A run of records
————
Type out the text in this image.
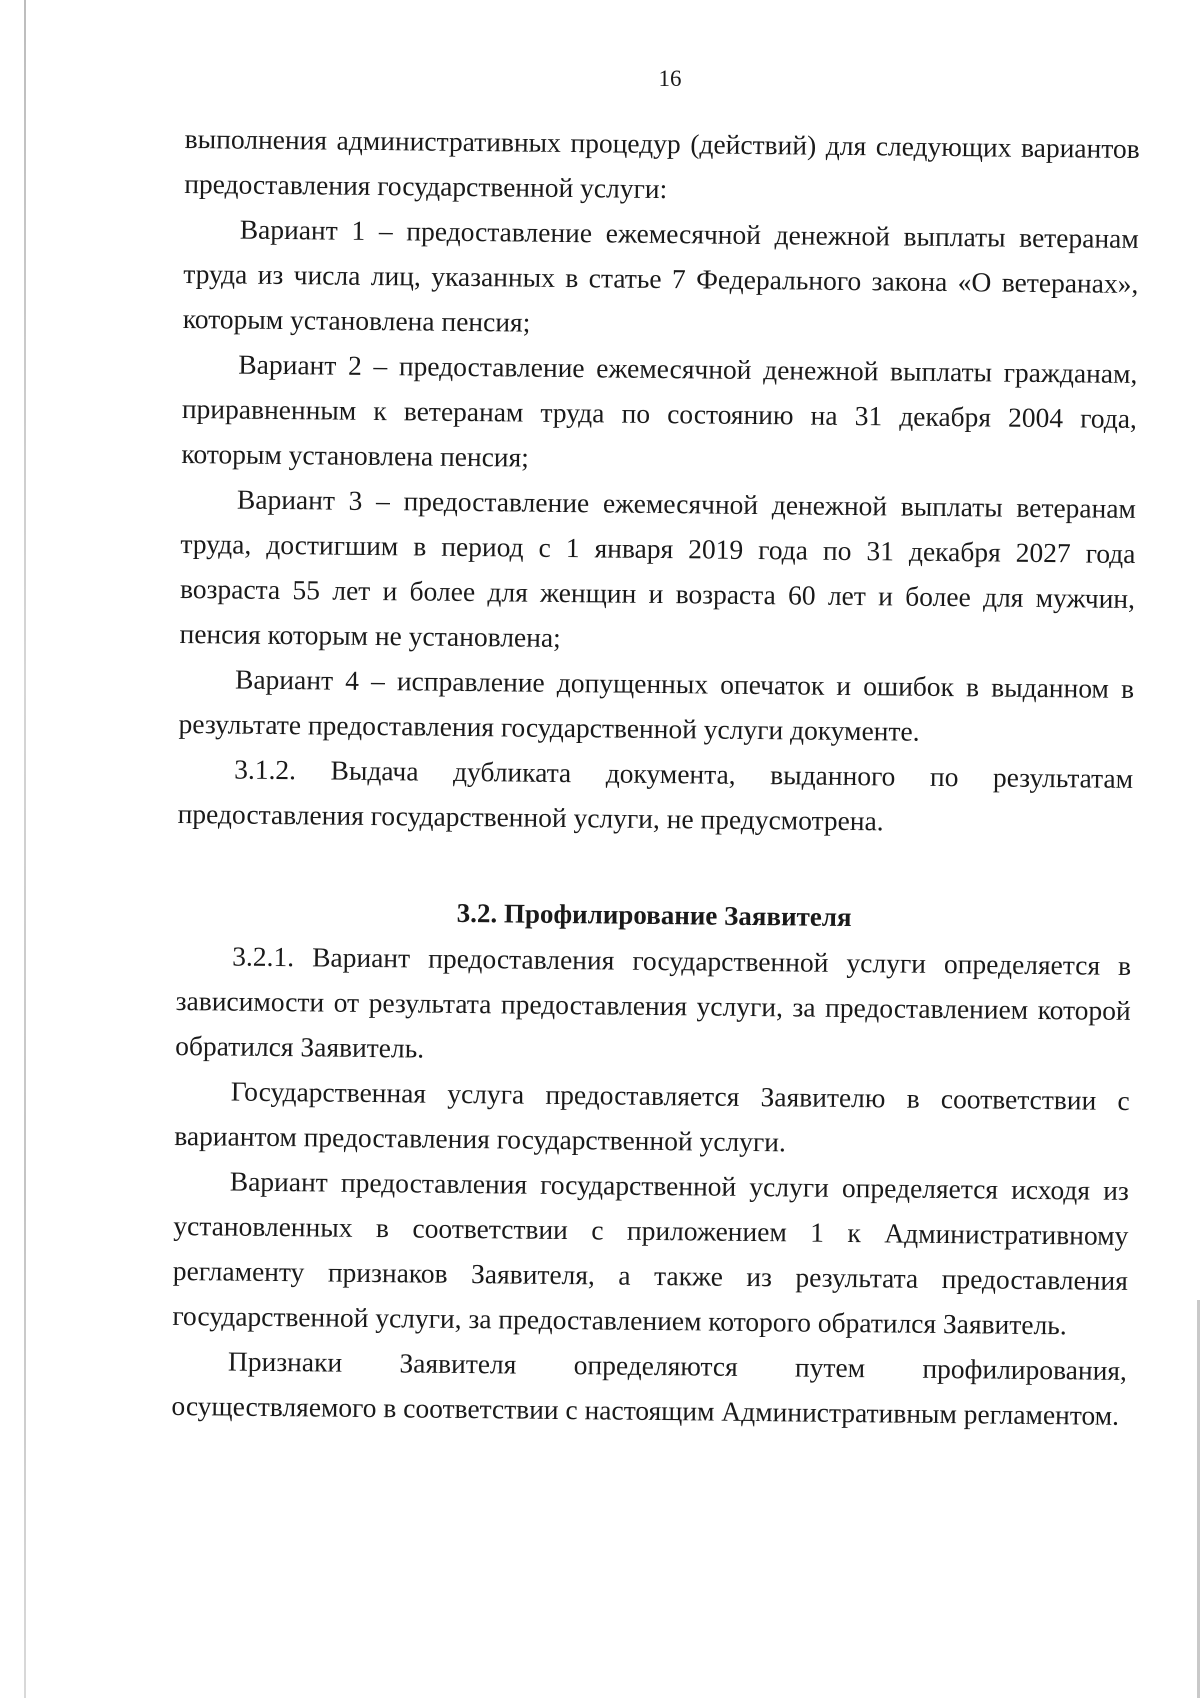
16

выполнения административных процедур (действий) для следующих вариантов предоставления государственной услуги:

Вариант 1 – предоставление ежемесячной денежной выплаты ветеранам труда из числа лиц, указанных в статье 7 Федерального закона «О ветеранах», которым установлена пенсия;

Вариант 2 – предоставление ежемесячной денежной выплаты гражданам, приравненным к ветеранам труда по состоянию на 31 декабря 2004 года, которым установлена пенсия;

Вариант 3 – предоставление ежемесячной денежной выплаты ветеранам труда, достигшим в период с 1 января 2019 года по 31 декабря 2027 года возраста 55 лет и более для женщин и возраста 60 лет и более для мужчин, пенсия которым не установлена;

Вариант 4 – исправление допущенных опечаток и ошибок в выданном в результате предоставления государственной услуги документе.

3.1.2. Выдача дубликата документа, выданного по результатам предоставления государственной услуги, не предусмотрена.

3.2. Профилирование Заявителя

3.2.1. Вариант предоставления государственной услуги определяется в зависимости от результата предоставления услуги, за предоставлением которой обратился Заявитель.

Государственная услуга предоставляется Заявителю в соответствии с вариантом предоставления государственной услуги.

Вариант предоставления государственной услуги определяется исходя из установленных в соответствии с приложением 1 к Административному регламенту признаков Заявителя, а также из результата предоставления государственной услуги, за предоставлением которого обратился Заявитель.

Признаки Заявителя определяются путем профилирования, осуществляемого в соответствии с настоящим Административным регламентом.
————
**Exercise instructions**
Omit the pictures and reproduce the listing exactly.

**Output**
Type out the text in this image.
16

выполнения административных процедур (действий) для следующих вариантов предоставления государственной услуги:

Вариант 1 – предоставление ежемесячной денежной выплаты ветеранам труда из числа лиц, указанных в статье 7 Федерального закона «О ветеранах», которым установлена пенсия;

Вариант 2 – предоставление ежемесячной денежной выплаты гражданам, приравненным к ветеранам труда по состоянию на 31 декабря 2004 года, которым установлена пенсия;

Вариант 3 – предоставление ежемесячной денежной выплаты ветеранам труда, достигшим в период с 1 января 2019 года по 31 декабря 2027 года возраста 55 лет и более для женщин и возраста 60 лет и более для мужчин, пенсия которым не установлена;

Вариант 4 – исправление допущенных опечаток и ошибок в выданном в результате предоставления государственной услуги документе.

3.1.2. Выдача дубликата документа, выданного по результатам предоставления государственной услуги, не предусмотрена.

3.2. Профилирование Заявителя

3.2.1. Вариант предоставления государственной услуги определяется в зависимости от результата предоставления услуги, за предоставлением которой обратился Заявитель.

Государственная услуга предоставляется Заявителю в соответствии с вариантом предоставления государственной услуги.

Вариант предоставления государственной услуги определяется исходя из установленных в соответствии с приложением 1 к Административному регламенту признаков Заявителя, а также из результата предоставления государственной услуги, за предоставлением которого обратился Заявитель.

Признаки Заявителя определяются путем профилирования, осуществляемого в соответствии с настоящим Административным регламентом.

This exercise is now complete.